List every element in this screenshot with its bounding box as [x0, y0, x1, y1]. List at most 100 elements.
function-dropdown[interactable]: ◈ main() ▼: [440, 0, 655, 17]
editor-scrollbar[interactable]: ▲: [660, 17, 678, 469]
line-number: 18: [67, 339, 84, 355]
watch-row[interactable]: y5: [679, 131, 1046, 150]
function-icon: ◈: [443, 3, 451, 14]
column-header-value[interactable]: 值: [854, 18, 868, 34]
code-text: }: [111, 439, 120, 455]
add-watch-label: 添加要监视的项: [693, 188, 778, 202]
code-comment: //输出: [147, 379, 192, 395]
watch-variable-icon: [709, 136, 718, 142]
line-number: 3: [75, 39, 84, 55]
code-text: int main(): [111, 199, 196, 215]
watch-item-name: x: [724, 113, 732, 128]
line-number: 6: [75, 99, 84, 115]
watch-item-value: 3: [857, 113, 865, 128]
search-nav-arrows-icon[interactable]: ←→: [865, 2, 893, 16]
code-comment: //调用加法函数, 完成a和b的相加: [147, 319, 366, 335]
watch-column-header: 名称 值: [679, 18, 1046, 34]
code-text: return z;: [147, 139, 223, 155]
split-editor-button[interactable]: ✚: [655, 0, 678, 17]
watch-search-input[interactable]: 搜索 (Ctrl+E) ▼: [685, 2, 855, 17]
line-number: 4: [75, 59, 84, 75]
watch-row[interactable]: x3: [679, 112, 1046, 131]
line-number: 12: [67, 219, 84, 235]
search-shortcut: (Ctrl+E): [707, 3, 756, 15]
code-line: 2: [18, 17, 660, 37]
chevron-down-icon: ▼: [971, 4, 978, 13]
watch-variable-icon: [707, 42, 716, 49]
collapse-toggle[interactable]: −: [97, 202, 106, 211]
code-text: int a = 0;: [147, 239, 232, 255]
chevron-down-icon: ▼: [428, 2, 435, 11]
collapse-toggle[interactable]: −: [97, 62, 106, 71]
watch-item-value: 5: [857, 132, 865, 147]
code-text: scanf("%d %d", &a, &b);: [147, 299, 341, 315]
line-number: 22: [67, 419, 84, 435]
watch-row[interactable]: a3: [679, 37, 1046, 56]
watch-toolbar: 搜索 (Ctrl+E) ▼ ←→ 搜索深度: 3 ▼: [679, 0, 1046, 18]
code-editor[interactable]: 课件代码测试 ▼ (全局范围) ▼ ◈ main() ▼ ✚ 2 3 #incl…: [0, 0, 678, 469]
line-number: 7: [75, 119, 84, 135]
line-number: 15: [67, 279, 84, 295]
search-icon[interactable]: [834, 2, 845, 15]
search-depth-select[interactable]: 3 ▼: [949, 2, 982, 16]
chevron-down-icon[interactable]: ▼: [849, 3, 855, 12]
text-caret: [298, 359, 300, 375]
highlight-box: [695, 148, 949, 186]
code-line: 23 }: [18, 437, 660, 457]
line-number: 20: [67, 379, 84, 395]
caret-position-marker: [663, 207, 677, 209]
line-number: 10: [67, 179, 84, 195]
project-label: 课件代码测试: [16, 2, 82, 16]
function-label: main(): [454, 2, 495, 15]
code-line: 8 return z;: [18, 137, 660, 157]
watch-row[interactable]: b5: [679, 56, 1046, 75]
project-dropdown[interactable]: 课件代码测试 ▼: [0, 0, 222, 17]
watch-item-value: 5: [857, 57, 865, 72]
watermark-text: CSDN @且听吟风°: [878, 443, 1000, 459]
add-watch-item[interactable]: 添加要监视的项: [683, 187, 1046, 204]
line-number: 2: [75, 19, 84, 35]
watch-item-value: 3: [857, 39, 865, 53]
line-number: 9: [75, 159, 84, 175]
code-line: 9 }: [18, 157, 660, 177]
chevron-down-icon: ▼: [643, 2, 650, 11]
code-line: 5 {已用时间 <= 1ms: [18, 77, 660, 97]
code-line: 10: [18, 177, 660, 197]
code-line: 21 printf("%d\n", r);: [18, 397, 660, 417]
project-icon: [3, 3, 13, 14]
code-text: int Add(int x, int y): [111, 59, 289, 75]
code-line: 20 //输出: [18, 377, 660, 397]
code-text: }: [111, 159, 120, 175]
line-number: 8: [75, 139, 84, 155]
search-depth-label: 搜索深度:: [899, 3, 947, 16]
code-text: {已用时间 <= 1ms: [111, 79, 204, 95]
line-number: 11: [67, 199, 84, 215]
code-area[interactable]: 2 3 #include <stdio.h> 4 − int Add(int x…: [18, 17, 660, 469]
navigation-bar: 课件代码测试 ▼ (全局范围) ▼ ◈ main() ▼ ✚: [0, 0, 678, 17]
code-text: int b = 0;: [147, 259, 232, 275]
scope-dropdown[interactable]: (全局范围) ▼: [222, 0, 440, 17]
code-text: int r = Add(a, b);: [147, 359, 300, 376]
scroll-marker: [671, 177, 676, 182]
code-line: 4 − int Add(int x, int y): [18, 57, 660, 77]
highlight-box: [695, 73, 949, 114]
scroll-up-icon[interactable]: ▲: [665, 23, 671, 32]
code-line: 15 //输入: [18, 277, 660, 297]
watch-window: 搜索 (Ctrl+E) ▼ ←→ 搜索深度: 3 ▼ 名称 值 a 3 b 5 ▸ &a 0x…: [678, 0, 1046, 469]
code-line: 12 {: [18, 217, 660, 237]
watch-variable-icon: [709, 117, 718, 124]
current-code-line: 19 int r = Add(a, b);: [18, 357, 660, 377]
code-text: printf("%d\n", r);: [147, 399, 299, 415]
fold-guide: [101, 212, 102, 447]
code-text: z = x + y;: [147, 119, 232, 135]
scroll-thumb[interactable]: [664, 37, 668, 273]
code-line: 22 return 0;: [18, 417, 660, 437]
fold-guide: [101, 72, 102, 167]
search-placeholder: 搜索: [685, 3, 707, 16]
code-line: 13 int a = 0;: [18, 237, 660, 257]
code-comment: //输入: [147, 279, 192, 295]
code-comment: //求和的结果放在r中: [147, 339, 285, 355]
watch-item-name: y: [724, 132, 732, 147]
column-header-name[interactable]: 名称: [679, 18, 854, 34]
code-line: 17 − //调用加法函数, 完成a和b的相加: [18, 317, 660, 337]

────

- Objective
Return every line in the entries above that contains the word "caret".

- The solution
text-caret: [298, 359, 300, 375]
caret-position-marker: [663, 207, 677, 209]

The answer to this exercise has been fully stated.